§ EXERCISE DESCRIPTION: Copy the rows below word for word, everything from the row containing "table-body: Аккумулятор Numax" down to the row containing "cell-sum: 150 bbox=[783, 515, 858, 540]", including both of those rows.

[START]

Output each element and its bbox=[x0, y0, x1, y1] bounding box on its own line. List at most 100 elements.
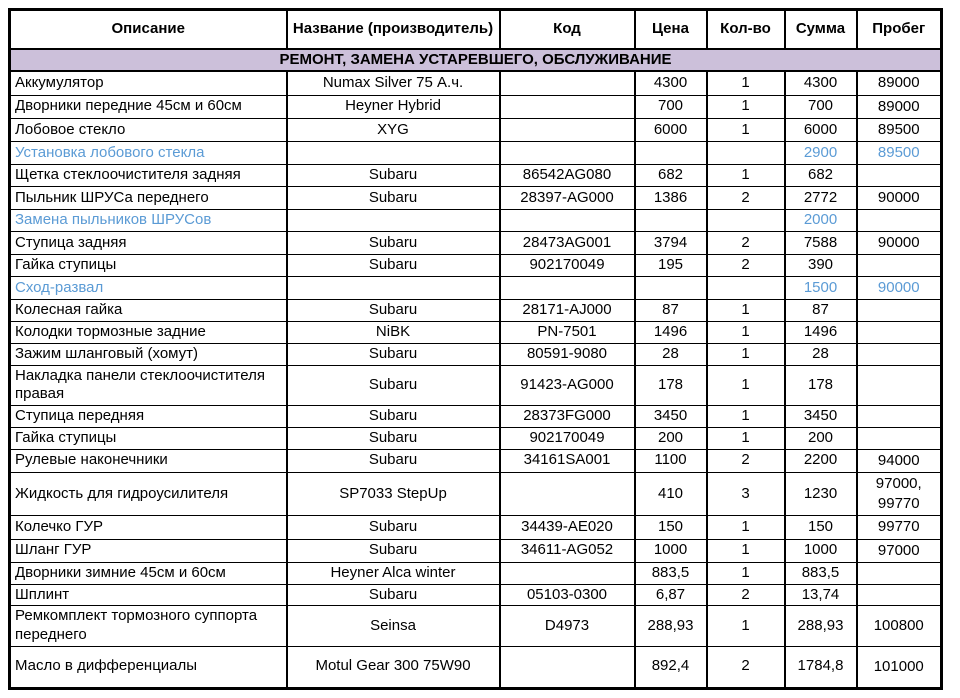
table-body: Аккумулятор Numax Silver 75 А.ч. 4300 1 4300… bbox=[8, 70, 943, 689]
cell-qty bbox=[705, 209, 786, 232]
table-row: Накладка панели стеклоочистителя правая S… bbox=[8, 364, 943, 406]
cell-sum: 150 bbox=[783, 515, 858, 540]
cell-mileage: 90000 bbox=[855, 230, 943, 256]
cell-mileage: 97000 bbox=[855, 538, 943, 563]
cell-sum: 2200 bbox=[783, 448, 858, 473]
cell-price: 4300 bbox=[633, 70, 708, 96]
cell-mileage bbox=[855, 583, 943, 607]
table-row: Ступица передняя Subaru 28373FG000 3450 1 345… bbox=[8, 405, 943, 428]
cell-desc: Установка лобового стекла bbox=[8, 140, 288, 166]
cell-desc: Гайка ступицы bbox=[8, 254, 288, 277]
cell-qty: 2 bbox=[705, 448, 786, 473]
cell-qty: 1 bbox=[705, 515, 786, 540]
cell-price: 410 bbox=[633, 471, 708, 517]
cell-code: 902170049 bbox=[498, 254, 636, 277]
cell-qty: 1 bbox=[705, 364, 786, 406]
cell-mileage: 101000 bbox=[855, 645, 943, 689]
cell-code: 34611-AG052 bbox=[498, 538, 636, 563]
cell-desc: Щетка стеклоочистителя задняя bbox=[8, 164, 288, 187]
cell-name: Heyner Alca winter bbox=[285, 561, 501, 585]
table-row: Шланг ГУР Subaru 34611-AG052 1000 1 1000 97000 bbox=[8, 538, 943, 563]
cell-sum: 288,93 bbox=[783, 605, 858, 647]
cell-price: 1386 bbox=[633, 185, 708, 211]
cell-code bbox=[498, 471, 636, 517]
cell-code: 05103-0300 bbox=[498, 583, 636, 607]
cell-sum: 2000 bbox=[783, 209, 858, 232]
cell-sum: 1000 bbox=[783, 538, 858, 563]
table-row: Рулевые наконечники Subaru 34161SA001 1100 2… bbox=[8, 448, 943, 473]
cell-name: Subaru bbox=[285, 448, 501, 473]
cell-qty: 3 bbox=[705, 471, 786, 517]
cell-price: 1496 bbox=[633, 321, 708, 344]
cell-mileage: 89500 bbox=[855, 140, 943, 166]
table-row: Дворники передние 45см и 60см Heyner Hybr… bbox=[8, 94, 943, 119]
cell-qty: 2 bbox=[705, 185, 786, 211]
cell-name: Subaru bbox=[285, 299, 501, 322]
column-header-name-manufacturer: Название (производитель) bbox=[285, 9, 501, 50]
cell-price: 150 bbox=[633, 515, 708, 540]
cell-name: Subaru bbox=[285, 364, 501, 406]
cell-qty: 1 bbox=[705, 321, 786, 344]
column-header-price: Цена bbox=[633, 9, 708, 50]
cell-mileage bbox=[855, 426, 943, 450]
cell-desc: Дворники передние 45см и 60см bbox=[8, 94, 288, 119]
cell-qty: 2 bbox=[705, 254, 786, 277]
cell-desc: Колодки тормозные задние bbox=[8, 321, 288, 344]
table-row: Ремкомплект тормозного суппорта переднег… bbox=[8, 605, 943, 647]
cell-name bbox=[285, 275, 501, 301]
cell-mileage: 99770 bbox=[855, 515, 943, 540]
table-row: Пыльник ШРУСа переднего Subaru 28397-AG000… bbox=[8, 185, 943, 211]
cell-sum: 3450 bbox=[783, 405, 858, 428]
cell-qty: 1 bbox=[705, 405, 786, 428]
table-row: Дворники зимние 45см и 60см Heyner Alca w… bbox=[8, 561, 943, 585]
cell-name: Subaru bbox=[285, 254, 501, 277]
cell-desc: Шплинт bbox=[8, 583, 288, 607]
cell-code bbox=[498, 209, 636, 232]
cell-desc: Ремкомплект тормозного суппорта переднег… bbox=[8, 605, 288, 647]
cell-sum: 2900 bbox=[783, 140, 858, 166]
cell-price: 682 bbox=[633, 164, 708, 187]
cell-name: Subaru bbox=[285, 426, 501, 450]
cell-code bbox=[498, 117, 636, 143]
cell-price: 28 bbox=[633, 342, 708, 366]
cell-mileage: 90000 bbox=[855, 275, 943, 301]
cell-desc: Жидкость для гидроусилителя bbox=[8, 471, 288, 517]
table-header: Описание Название (производитель) Код Це… bbox=[8, 9, 943, 73]
cell-qty: 1 bbox=[705, 342, 786, 366]
table-row: Гайка ступицы Subaru 902170049 200 1 200 bbox=[8, 426, 943, 450]
table-row: Зажим шланговый (хомут) Subaru 80591-9080 2… bbox=[8, 342, 943, 366]
cell-code: 28473AG001 bbox=[498, 230, 636, 256]
table-row: Масло в дифференциалы Motul Gear 300 75W9… bbox=[8, 645, 943, 689]
cell-mileage: 89500 bbox=[855, 117, 943, 143]
cell-desc: Рулевые наконечники bbox=[8, 448, 288, 473]
repair-parts-table: Описание Название (производитель) Код Це… bbox=[8, 8, 943, 690]
column-header-mileage: Пробег bbox=[855, 9, 943, 50]
column-header-description: Описание bbox=[8, 9, 288, 50]
section-band-row: РЕМОНТ, ЗАМЕНА УСТАРЕВШЕГО, ОБСЛУЖИВАНИЕ bbox=[8, 47, 943, 73]
cell-qty: 2 bbox=[705, 645, 786, 689]
cell-code: 28171-AJ000 bbox=[498, 299, 636, 322]
cell-code: 86542AG080 bbox=[498, 164, 636, 187]
table-row: Установка лобового стекла 2900 89500 bbox=[8, 140, 943, 166]
cell-desc: Шланг ГУР bbox=[8, 538, 288, 563]
cell-desc: Пыльник ШРУСа переднего bbox=[8, 185, 288, 211]
cell-desc: Ступица задняя bbox=[8, 230, 288, 256]
cell-desc: Зажим шланговый (хомут) bbox=[8, 342, 288, 366]
cell-qty: 1 bbox=[705, 117, 786, 143]
cell-name: Subaru bbox=[285, 164, 501, 187]
cell-name: Subaru bbox=[285, 230, 501, 256]
cell-name: Subaru bbox=[285, 405, 501, 428]
cell-price bbox=[633, 209, 708, 232]
cell-mileage: 90000 bbox=[855, 185, 943, 211]
cell-desc: Сход-развал bbox=[8, 275, 288, 301]
cell-code bbox=[498, 645, 636, 689]
table-row: Колесная гайка Subaru 28171-AJ000 87 1 87 bbox=[8, 299, 943, 322]
cell-qty: 1 bbox=[705, 561, 786, 585]
cell-code bbox=[498, 94, 636, 119]
cell-qty: 1 bbox=[705, 70, 786, 96]
cell-price bbox=[633, 275, 708, 301]
cell-name: Seinsa bbox=[285, 605, 501, 647]
cell-name: Numax Silver 75 А.ч. bbox=[285, 70, 501, 96]
cell-code bbox=[498, 275, 636, 301]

[END]

§ TASK RESULT:
table-body: Аккумулятор Numax Silver 75 А.ч. 4300 1 4300… bbox=[8, 70, 943, 689]
cell-qty bbox=[705, 209, 786, 232]
table-row: Накладка панели стеклоочистителя правая S… bbox=[8, 364, 943, 406]
cell-sum: 150 bbox=[783, 515, 858, 540]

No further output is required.